▶ TASK GOAL
Copy all lines below containing "سامانه".

▶ EXTRACTED ENTRIES
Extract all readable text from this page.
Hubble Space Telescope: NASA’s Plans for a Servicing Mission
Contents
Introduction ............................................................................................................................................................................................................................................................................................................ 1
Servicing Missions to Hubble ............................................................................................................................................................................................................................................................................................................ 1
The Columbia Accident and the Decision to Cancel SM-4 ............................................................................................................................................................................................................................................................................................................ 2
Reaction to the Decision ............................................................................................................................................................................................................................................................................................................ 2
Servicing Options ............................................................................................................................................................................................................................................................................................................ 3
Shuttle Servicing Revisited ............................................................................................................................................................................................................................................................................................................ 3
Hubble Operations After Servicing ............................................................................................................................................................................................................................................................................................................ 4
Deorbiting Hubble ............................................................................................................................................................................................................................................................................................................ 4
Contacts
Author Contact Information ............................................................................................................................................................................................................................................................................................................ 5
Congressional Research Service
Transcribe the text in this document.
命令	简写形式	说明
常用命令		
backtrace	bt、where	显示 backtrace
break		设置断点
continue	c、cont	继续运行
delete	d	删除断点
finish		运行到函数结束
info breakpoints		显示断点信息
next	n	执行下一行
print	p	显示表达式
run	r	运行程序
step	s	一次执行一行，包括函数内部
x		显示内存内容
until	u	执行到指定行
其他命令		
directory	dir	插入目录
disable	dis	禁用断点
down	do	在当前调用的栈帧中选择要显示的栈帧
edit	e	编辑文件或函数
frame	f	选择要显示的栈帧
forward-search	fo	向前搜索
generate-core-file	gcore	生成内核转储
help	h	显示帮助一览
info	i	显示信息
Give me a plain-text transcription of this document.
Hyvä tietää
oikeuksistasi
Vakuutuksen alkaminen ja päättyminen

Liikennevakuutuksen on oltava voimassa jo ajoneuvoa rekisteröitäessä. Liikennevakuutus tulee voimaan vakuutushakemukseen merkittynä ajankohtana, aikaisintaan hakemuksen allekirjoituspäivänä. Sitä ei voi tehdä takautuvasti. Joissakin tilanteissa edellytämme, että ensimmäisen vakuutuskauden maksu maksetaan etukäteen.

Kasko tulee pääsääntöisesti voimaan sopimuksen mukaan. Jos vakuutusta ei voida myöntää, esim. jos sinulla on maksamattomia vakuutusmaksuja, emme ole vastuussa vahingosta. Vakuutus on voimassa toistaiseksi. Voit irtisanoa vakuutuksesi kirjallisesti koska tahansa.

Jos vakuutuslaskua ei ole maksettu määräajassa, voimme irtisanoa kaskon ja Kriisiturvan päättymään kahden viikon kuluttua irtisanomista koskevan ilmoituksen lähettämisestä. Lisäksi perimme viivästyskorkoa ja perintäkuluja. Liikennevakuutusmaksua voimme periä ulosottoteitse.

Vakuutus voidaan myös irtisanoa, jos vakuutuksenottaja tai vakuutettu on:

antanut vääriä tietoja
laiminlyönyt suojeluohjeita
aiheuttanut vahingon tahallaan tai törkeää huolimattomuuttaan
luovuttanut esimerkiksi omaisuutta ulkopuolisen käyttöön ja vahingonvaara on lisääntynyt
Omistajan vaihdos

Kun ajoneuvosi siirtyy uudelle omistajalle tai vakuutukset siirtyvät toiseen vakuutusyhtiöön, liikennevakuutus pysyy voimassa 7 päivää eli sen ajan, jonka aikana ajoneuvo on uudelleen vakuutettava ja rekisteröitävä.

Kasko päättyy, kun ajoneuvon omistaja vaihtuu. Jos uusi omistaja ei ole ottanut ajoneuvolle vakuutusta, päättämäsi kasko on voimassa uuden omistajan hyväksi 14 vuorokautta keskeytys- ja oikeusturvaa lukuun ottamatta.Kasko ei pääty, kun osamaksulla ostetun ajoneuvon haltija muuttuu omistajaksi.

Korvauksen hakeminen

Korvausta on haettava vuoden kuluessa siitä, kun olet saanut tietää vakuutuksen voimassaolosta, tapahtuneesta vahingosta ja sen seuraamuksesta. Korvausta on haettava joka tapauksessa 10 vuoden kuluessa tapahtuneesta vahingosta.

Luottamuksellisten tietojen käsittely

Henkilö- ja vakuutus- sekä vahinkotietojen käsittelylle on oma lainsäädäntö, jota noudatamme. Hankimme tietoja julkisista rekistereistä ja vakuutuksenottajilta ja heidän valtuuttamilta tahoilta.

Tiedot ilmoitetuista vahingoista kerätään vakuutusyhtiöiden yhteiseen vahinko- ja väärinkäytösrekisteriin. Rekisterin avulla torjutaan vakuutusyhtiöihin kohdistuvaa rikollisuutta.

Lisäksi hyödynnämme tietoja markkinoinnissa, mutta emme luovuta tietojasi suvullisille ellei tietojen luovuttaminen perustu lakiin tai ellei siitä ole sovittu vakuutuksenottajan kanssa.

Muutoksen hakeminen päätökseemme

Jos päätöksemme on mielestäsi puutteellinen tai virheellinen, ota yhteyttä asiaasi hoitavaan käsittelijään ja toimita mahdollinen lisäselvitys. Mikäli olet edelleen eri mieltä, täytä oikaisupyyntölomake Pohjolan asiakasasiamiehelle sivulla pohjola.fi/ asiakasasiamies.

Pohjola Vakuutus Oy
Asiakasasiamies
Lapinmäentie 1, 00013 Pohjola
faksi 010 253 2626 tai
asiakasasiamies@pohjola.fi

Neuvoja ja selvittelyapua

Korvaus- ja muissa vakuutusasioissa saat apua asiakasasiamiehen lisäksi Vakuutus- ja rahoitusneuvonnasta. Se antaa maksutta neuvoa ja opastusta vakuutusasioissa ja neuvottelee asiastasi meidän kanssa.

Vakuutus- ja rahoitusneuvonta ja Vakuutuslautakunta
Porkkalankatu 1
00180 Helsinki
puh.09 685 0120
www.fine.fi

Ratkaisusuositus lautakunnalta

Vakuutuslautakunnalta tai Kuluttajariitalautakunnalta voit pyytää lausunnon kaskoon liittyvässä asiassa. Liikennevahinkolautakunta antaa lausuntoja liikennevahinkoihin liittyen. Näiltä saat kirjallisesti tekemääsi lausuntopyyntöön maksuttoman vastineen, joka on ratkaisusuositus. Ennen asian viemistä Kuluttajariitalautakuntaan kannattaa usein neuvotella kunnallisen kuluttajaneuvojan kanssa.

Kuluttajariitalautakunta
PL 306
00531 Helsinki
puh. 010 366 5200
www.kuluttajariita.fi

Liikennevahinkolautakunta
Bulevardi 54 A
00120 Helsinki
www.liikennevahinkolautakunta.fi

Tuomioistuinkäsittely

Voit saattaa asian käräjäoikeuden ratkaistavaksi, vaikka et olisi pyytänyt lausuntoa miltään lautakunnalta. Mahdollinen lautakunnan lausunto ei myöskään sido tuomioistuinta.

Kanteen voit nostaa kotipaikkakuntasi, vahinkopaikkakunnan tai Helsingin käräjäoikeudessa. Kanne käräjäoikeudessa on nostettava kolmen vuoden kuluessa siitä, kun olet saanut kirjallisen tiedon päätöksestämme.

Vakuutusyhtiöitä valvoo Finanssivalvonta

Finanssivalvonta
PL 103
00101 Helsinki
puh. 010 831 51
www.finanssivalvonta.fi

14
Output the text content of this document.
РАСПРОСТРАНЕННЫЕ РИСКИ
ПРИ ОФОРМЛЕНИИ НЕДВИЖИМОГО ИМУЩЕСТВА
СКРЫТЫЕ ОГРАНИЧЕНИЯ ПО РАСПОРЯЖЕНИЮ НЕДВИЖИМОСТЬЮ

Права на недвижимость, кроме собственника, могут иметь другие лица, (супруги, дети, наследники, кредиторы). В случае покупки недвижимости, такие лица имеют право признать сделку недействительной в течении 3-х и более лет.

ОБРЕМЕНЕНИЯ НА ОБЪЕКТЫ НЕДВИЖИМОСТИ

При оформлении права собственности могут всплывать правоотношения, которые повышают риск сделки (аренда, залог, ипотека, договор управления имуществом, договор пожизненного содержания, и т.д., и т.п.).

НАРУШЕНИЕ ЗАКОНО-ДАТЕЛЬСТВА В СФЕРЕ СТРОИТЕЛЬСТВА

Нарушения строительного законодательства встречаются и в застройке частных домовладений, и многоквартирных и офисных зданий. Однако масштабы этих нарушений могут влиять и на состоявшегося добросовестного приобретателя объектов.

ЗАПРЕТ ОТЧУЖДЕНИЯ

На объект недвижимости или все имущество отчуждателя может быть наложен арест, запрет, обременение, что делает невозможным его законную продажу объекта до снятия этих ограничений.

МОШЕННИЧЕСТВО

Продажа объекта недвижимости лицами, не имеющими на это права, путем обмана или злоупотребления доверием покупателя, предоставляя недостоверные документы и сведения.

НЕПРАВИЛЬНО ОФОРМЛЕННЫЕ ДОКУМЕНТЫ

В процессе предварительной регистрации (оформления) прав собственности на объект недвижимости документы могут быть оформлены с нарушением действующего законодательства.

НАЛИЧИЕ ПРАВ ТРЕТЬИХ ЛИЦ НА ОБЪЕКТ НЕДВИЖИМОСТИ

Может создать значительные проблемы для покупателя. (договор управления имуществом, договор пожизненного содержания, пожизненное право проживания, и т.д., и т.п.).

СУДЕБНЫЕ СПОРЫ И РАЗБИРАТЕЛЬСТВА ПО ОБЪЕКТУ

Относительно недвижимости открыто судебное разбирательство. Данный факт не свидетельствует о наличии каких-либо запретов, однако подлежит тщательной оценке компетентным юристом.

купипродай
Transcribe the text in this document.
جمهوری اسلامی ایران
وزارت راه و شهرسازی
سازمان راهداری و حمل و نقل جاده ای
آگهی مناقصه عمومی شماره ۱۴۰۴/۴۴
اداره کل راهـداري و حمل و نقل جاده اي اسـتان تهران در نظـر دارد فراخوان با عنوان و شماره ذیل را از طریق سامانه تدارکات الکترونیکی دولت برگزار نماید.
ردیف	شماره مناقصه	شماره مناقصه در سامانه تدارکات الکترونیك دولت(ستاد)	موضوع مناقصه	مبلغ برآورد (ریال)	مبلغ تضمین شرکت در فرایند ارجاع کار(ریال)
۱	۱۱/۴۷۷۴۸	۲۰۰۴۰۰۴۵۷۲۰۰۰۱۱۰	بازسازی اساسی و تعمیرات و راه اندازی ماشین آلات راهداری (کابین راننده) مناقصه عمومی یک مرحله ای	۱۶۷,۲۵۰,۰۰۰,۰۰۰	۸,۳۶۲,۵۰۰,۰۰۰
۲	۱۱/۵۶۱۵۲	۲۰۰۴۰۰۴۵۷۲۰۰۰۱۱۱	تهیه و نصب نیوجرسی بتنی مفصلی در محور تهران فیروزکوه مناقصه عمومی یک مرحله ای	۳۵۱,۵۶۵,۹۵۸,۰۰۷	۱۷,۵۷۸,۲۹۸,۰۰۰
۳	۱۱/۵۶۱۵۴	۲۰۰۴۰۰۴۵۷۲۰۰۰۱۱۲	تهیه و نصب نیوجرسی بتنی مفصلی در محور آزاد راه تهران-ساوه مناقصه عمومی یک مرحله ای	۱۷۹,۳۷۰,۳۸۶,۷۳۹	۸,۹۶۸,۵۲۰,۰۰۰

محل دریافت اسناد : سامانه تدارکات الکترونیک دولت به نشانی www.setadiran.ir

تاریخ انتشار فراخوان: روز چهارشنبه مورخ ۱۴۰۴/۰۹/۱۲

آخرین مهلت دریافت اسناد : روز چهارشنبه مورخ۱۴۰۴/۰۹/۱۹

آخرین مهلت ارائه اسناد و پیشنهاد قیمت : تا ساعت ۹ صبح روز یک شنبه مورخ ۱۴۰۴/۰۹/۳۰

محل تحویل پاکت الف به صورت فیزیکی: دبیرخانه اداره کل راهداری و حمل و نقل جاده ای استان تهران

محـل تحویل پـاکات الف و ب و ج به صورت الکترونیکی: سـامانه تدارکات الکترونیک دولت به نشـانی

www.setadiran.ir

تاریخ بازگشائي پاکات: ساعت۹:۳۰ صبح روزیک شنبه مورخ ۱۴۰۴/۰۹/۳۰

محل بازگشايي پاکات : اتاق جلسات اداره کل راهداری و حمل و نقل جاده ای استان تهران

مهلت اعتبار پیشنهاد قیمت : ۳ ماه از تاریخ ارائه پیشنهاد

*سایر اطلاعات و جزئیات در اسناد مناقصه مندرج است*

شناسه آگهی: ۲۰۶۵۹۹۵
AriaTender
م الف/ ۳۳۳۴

▶ OUTPUT OF THE TASK
اداره کل راهـداري و حمل و نقل جاده اي اسـتان تهران در نظـر دارد فراخوان با عنوان و شماره ذیل را از طریق سامانه تدارکات الکترونیکی دولت برگزار نماید.
ردیف	شماره مناقصه	شماره مناقصه در سامانه تدارکات الکترونیك دولت(ستاد)	موضوع مناقصه	مبلغ برآورد (ریال)	مبلغ تضمین شرکت در فرایند ارجاع کار(ریال)
محل دریافت اسناد : سامانه تدارکات الکترونیک دولت به نشانی www.setadiran.ir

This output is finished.